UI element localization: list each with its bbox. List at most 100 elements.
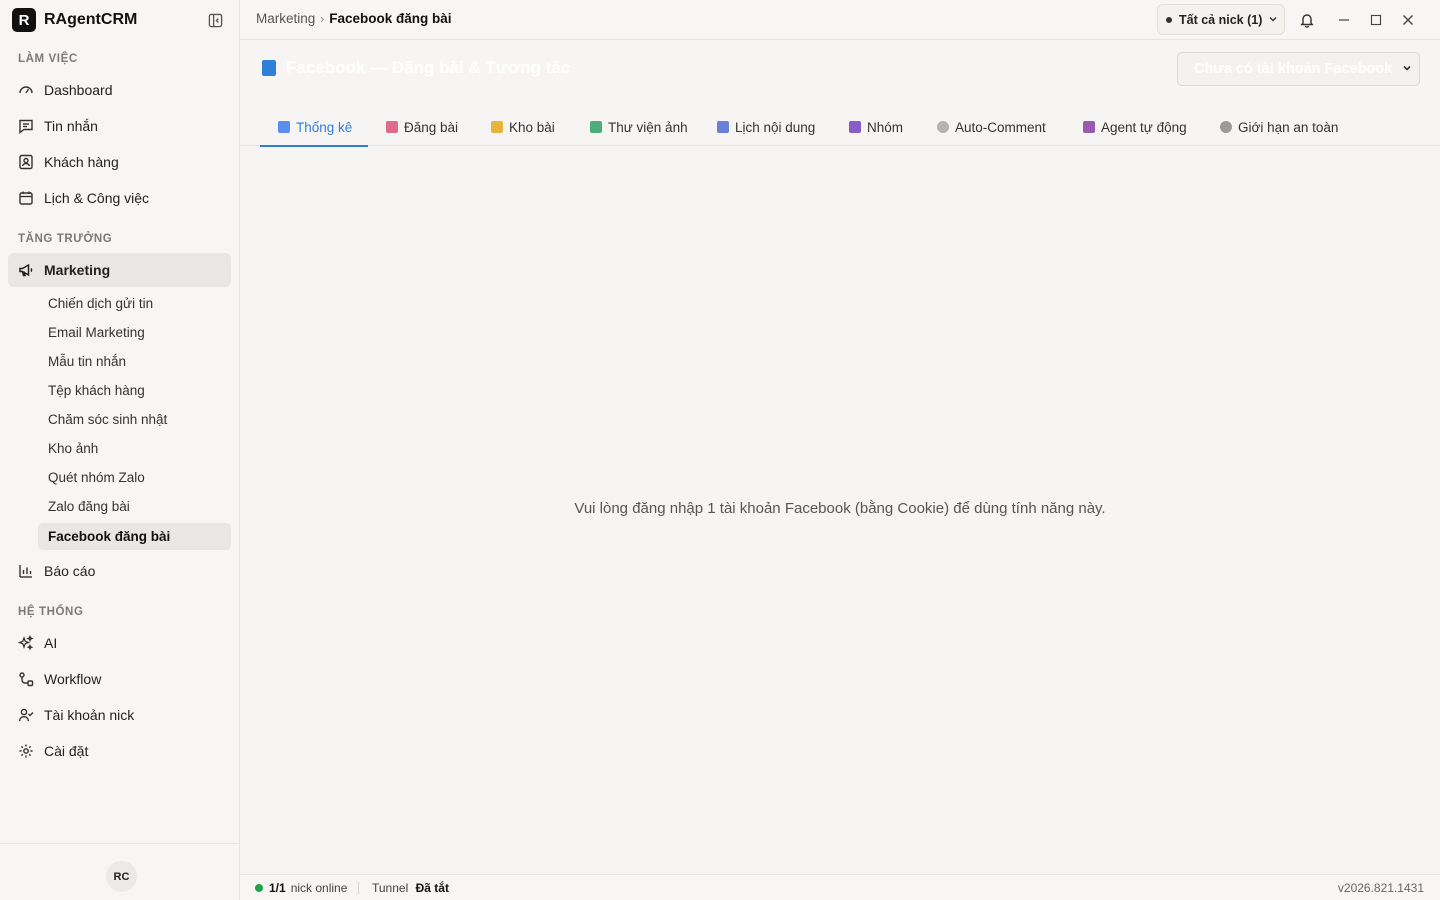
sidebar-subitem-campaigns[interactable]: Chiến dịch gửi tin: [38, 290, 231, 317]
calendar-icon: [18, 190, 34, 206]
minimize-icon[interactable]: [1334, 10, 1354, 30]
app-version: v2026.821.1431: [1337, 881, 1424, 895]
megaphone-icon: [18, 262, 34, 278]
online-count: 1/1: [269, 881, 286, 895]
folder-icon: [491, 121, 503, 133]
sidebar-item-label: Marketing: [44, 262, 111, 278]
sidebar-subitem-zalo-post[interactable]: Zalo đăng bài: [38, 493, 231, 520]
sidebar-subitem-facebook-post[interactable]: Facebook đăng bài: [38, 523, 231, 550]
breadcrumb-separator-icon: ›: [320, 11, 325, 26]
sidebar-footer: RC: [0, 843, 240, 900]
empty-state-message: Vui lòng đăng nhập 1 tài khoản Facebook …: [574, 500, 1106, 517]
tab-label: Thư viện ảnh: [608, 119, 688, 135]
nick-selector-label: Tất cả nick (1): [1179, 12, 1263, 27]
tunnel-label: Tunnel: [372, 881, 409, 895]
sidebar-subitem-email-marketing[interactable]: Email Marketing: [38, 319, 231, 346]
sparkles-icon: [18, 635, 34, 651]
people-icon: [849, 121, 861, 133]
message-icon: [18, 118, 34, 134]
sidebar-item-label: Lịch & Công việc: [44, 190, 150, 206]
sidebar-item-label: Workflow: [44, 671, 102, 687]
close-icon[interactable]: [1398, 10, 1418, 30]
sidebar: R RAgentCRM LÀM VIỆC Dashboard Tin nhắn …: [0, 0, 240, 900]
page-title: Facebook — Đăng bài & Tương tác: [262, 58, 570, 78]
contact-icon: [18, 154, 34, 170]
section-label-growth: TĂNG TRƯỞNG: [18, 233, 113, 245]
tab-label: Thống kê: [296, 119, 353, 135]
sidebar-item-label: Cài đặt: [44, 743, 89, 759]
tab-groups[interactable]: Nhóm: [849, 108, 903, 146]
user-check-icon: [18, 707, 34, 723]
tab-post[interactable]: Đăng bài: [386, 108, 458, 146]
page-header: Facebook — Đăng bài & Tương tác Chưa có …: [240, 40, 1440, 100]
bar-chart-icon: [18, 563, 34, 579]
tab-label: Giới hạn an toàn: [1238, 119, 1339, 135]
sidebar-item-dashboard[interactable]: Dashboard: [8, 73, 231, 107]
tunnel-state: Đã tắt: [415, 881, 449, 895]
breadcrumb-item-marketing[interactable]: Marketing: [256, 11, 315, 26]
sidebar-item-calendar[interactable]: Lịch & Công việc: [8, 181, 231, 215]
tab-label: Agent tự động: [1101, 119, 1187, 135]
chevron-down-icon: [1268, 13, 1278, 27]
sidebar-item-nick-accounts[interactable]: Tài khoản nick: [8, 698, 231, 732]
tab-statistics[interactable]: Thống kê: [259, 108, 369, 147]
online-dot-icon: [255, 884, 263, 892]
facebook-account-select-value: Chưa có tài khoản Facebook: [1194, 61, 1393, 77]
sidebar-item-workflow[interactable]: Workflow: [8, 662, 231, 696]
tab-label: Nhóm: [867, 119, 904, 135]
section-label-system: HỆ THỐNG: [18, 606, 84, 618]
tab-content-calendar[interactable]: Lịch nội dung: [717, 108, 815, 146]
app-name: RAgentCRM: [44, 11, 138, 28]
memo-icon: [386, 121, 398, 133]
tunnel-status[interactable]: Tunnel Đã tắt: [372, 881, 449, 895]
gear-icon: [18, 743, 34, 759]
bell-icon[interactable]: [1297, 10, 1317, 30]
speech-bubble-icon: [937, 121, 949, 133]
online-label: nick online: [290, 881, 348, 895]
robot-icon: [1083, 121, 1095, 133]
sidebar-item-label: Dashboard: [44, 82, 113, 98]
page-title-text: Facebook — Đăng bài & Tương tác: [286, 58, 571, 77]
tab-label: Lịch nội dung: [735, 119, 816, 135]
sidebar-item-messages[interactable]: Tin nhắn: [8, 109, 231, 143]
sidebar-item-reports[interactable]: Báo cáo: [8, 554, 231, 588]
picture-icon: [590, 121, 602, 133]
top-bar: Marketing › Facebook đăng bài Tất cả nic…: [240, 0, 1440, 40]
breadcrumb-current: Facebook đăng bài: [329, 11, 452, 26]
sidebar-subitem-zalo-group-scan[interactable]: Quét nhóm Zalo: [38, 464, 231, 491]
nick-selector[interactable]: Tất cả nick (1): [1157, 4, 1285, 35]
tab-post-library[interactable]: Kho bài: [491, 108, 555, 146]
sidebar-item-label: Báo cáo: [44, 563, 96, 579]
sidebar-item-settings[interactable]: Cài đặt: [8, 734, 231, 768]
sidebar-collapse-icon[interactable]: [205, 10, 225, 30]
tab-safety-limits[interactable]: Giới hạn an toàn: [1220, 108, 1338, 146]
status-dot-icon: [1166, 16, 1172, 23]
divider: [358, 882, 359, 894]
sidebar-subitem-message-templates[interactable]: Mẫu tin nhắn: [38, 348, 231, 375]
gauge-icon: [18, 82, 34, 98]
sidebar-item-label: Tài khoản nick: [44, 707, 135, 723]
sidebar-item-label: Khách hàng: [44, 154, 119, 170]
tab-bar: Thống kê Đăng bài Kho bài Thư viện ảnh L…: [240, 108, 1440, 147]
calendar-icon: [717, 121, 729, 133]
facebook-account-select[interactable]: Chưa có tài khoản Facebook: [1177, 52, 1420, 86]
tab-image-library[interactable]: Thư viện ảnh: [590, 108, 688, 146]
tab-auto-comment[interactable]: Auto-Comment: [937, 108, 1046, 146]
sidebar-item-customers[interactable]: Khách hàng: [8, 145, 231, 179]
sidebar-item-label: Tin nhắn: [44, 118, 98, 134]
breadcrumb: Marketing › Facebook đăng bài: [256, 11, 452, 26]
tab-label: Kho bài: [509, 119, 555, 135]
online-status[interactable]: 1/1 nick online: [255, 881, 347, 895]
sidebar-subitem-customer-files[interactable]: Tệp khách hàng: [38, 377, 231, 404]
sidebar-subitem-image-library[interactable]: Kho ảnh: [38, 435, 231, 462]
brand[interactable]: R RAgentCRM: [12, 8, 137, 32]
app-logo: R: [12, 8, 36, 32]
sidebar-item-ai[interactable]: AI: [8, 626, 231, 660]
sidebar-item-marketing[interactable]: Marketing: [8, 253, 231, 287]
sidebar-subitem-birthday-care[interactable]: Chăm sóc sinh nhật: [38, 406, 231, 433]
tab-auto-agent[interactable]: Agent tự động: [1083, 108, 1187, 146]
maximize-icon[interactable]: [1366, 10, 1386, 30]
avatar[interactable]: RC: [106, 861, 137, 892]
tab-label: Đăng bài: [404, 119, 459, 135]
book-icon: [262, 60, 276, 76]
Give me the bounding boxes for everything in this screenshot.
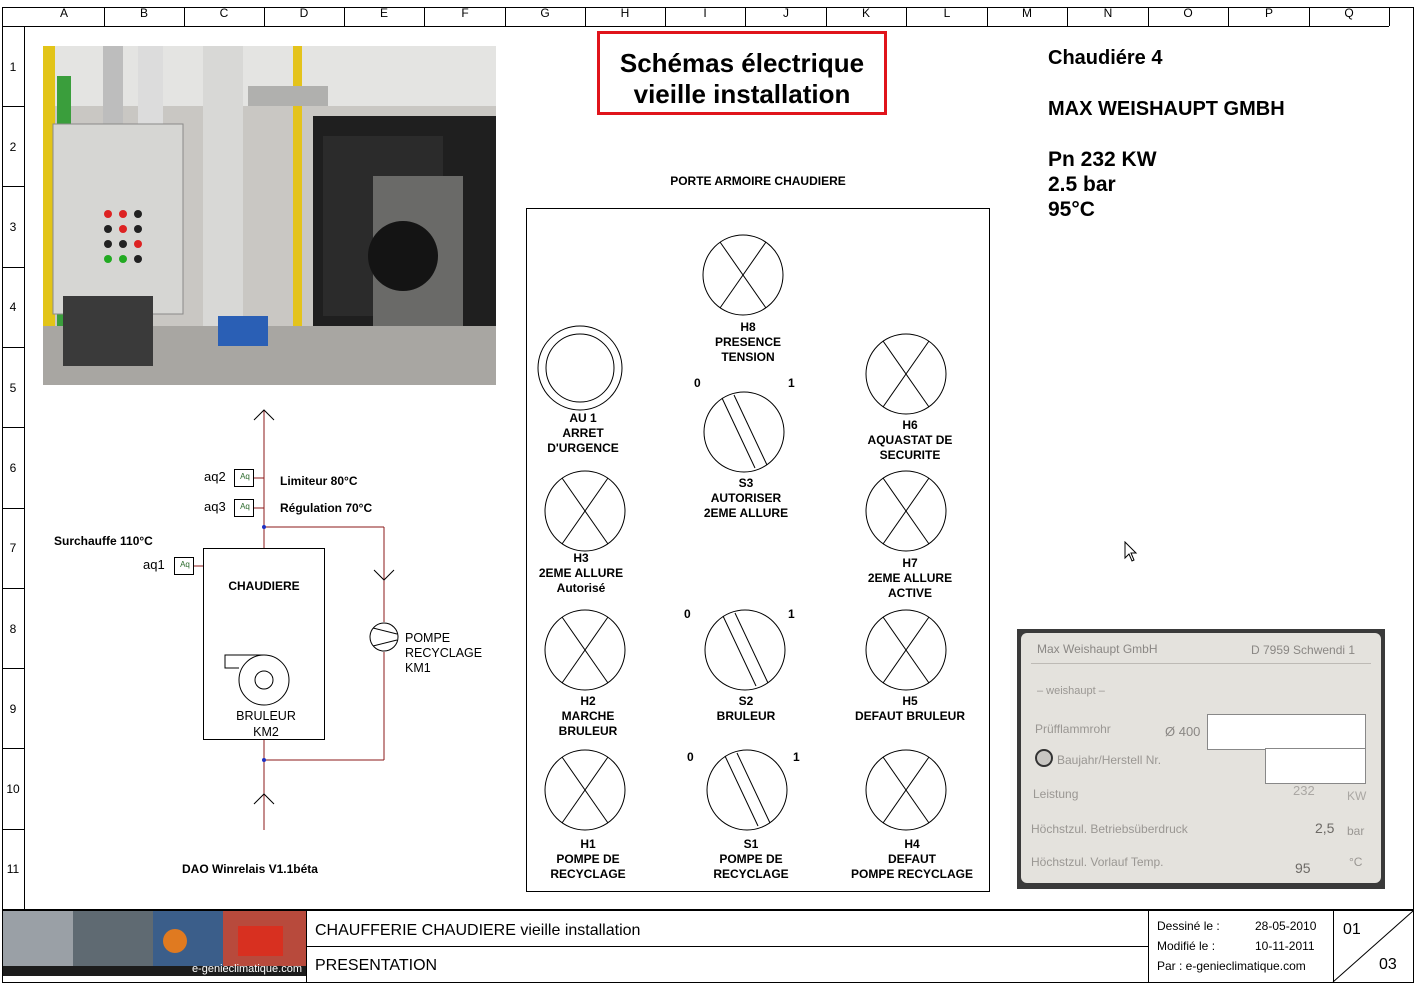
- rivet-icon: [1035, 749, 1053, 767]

==================================================

#### [What to produce]
Recast all the records above as a Markdown table with two columns, Row and Line, putting a row number in the first column and one line in the second. Leave out blank lines and the pictures.

#### [Solved problem]
| Row | Line |
|---|---|
| 1 | UI element localization: list each with its bbox. List at most 100 elements. |
| 2 | sidebar-subitem-campaigns[interactable]: Chiến dịch gửi tin: [38, 290, 231, 317] |
| 3 | calendar-icon: [18, 190, 34, 206] |
| 4 | minimize-icon[interactable]: [1334, 10, 1354, 30] |
| 5 | app-version: v2026.821.1431: [1337, 881, 1424, 895] |
| 6 | megaphone-icon: [18, 262, 34, 278] |
| 7 | online-count: 1/1: [269, 881, 286, 895] |
| 8 | folder-icon: [491, 121, 503, 133] |
| 9 | sidebar-item-label: Marketing: [44, 262, 111, 278] |
| 10 | sidebar-subitem-zalo-post[interactable]: Zalo đăng bài: [38, 493, 231, 520] |
| 11 | sidebar-subitem-facebook-post[interactable]: Facebook đăng bài: [38, 523, 231, 550] |
| 12 | breadcrumb-separator-icon: ›: [320, 11, 325, 26] |
| 13 | sidebar-footer: RC: [0, 843, 240, 900] |
| 14 | empty-state-message: Vui lòng đăng nhập 1 tài khoản Facebook …: [574, 500, 1106, 517] |
| 15 | tab-label: Thư viện ảnh: [608, 119, 688, 135] |
| 16 | nick-selector-label: Tất cả nick (1): [1179, 12, 1263, 27] |
| 17 | tunnel-label: Tunnel: [372, 881, 409, 895] |
| 18 | sidebar-subitem-email-marketing[interactable]: Email Marketing: [38, 319, 231, 346] |
| 19 | sparkles-icon: [18, 635, 34, 651] |
| 20 | people-icon: [849, 121, 861, 133] |
| 21 | message-icon: [18, 118, 34, 134] |
| 22 | sidebar-item-label: Lịch & Công việc: [44, 190, 150, 206] |
| 23 | sidebar-item-label: Workflow: [44, 671, 102, 687] |
| 24 | close-icon[interactable]: [1398, 10, 1418, 30] |
| 25 | sidebar: R RAgentCRM LÀM VIỆC Dashboard Tin nhắn …: [0, 0, 240, 900] |
| 26 | page-title: Facebook — Đăng bài & Tương tác: [262, 58, 570, 78] |
| 27 | contact-icon: [18, 154, 34, 170] |
| 28 | section-label-growth: TĂNG TRƯỞNG: [18, 233, 113, 245] |
| 29 | tab-label: Thống kê: [296, 119, 353, 135] |
| 30 | sidebar-item-label: Cài đặt: [44, 743, 89, 759] |
| 31 | tab-groups[interactable]: Nhóm: [849, 108, 903, 146] |
| 32 | user-check-icon: [18, 707, 34, 723] |
| 33 | tab-post[interactable]: Đăng bài: [386, 108, 458, 146] |
| 34 | page-header: Facebook — Đăng bài & Tương tác Chưa có …: [240, 40, 1440, 100] |
| 35 | bar-chart-icon: [18, 563, 34, 579] |
| 36 | tab-label: Giới hạn an toàn: [1238, 119, 1339, 135] |
| 37 | sidebar-item-dashboard[interactable]: Dashboard: [8, 73, 231, 107] |
| 38 | tunnel-state: Đã tắt: [415, 881, 449, 895] |
| 39 | breadcrumb-item-marketing[interactable]: Marketing: [256, 11, 315, 26] |
| 40 | sidebar-item-calendar[interactable]: Lịch & Công việc: [8, 181, 231, 215] |
| 41 | tab-label: Agent tự động: [1101, 119, 1187, 135] |
| 42 | chevron-down-icon: [1268, 13, 1278, 27] |
| 43 | sidebar-item-nick-accounts[interactable]: Tài khoản nick: [8, 698, 231, 732] |
| 44 | tab-statistics[interactable]: Thống kê: [259, 108, 369, 147] |
| 45 | online-dot-icon: [255, 884, 263, 892] |
| 46 | facebook-account-select-value: Chưa có tài khoản Facebook: [1194, 61, 1393, 77] |
| 47 | sidebar-item-workflow[interactable]: Workflow: [8, 662, 231, 696] |
| 48 | tab-label: Nhóm: [867, 119, 904, 135] |
| 49 | section-label-system: HỆ THỐNG: [18, 606, 84, 618] |
| 50 | tab-content-calendar[interactable]: Lịch nội dung: [717, 108, 815, 146] |
| 51 | app-name: RAgentCRM: [44, 11, 138, 28] |
| 52 | memo-icon: [386, 121, 398, 133] |
| 53 | tunnel-status[interactable]: Tunnel Đã tắt: [372, 881, 449, 895] |
| 54 | gear-icon: [18, 743, 34, 759] |
| 55 | bell-icon[interactable]: [1297, 10, 1317, 30] |
| 56 | speech-bubble-icon: [937, 121, 949, 133] |
| 57 | online-label: nick online: [290, 881, 348, 895] |
| 58 | robot-icon: [1083, 121, 1095, 133] |
| 59 | sidebar-item-label: Dashboard: [44, 82, 113, 98] |
| 60 | page-title-text: Facebook — Đăng bài & Tương tác: [286, 58, 571, 77] |
| 61 | tab-label: Lịch nội dung: [735, 119, 816, 135] |
| 62 | sidebar-item-messages[interactable]: Tin nhắn: [8, 109, 231, 143] |
| 63 | sidebar-item-reports[interactable]: Báo cáo: [8, 554, 231, 588] |
| 64 | picture-icon: [590, 121, 602, 133] |
| 65 | top-bar: Marketing › Facebook đăng bài Tất cả nic…: [240, 0, 1440, 40] |
| 66 | breadcrumb-current: Facebook đăng bài: [329, 11, 452, 26] |
| 67 | sidebar-subitem-zalo-group-scan[interactable]: Quét nhóm Zalo: [38, 464, 231, 491] |
| 68 | nick-selector[interactable]: Tất cả nick (1): [1157, 4, 1285, 35] |
| 69 | tab-post-library[interactable]: Kho bài: [491, 108, 555, 146] |
| 70 | sidebar-item-label: Báo cáo: [44, 563, 96, 579] |
| 71 | sidebar-item-settings[interactable]: Cài đặt: [8, 734, 231, 768] |
| 72 | sidebar-collapse-icon[interactable]: [205, 10, 225, 30] |
| 73 | tab-safety-limits[interactable]: Giới hạn an toàn: [1220, 108, 1338, 146] |
| 74 | status-dot-icon: [1166, 16, 1172, 23] |
| 75 | divider: [358, 882, 359, 894] |
| 76 | sidebar-subitem-message-templates[interactable]: Mẫu tin nhắn: [38, 348, 231, 375] |
| 77 | gauge-icon: [18, 82, 34, 98] |
| 78 | sidebar-item-label: Tài khoản nick: [44, 707, 135, 723] |
| 79 | sidebar-item-label: Khách hàng: [44, 154, 119, 170] |
| 80 | tab-bar: Thống kê Đăng bài Kho bài Thư viện ảnh L…: [240, 108, 1440, 147] |
| 81 | calendar-icon: [717, 121, 729, 133] |
| 82 | facebook-account-select[interactable]: Chưa có tài khoản Facebook: [1177, 52, 1420, 86] |
| 83 | tab-image-library[interactable]: Thư viện ảnh: [590, 108, 688, 146] |
| 84 | tab-auto-comment[interactable]: Auto-Comment: [937, 108, 1046, 146] |
| 85 | sidebar-item-customers[interactable]: Khách hàng: [8, 145, 231, 179] |
| 86 | sidebar-item-label: Tin nhắn: [44, 118, 98, 134] |
| 87 | breadcrumb: Marketing › Facebook đăng bài: [256, 11, 452, 26] |
| 88 | tab-label: Kho bài: [509, 119, 555, 135] |
| 89 | online-status[interactable]: 1/1 nick online: [255, 881, 347, 895] |
| 90 | sidebar-subitem-customer-files[interactable]: Tệp khách hàng: [38, 377, 231, 404] |
| 91 | sidebar-subitem-image-library[interactable]: Kho ảnh: [38, 435, 231, 462] |
| 92 | brand[interactable]: R RAgentCRM: [12, 8, 137, 32] |
| 93 | app-logo: R: [12, 8, 36, 32] |
| 94 | sidebar-item-ai[interactable]: AI: [8, 626, 231, 660] |
| 95 | sidebar-item-marketing[interactable]: Marketing: [8, 253, 231, 287] |
| 96 | sidebar-subitem-birthday-care[interactable]: Chăm sóc sinh nhật: [38, 406, 231, 433] |
| 97 | tab-auto-agent[interactable]: Agent tự động: [1083, 108, 1187, 146] |
| 98 | maximize-icon[interactable]: [1366, 10, 1386, 30] |
| 99 | avatar[interactable]: RC: [106, 861, 137, 892] |
| 100 | tab-label: Đăng bài: [404, 119, 459, 135] |
| 101 | book-icon: [262, 60, 276, 76] |
| 102 | Give me the bounding boxes for everything in this screenshot. |
| 103 | - rivet-icon: [1035, 749, 1053, 767] |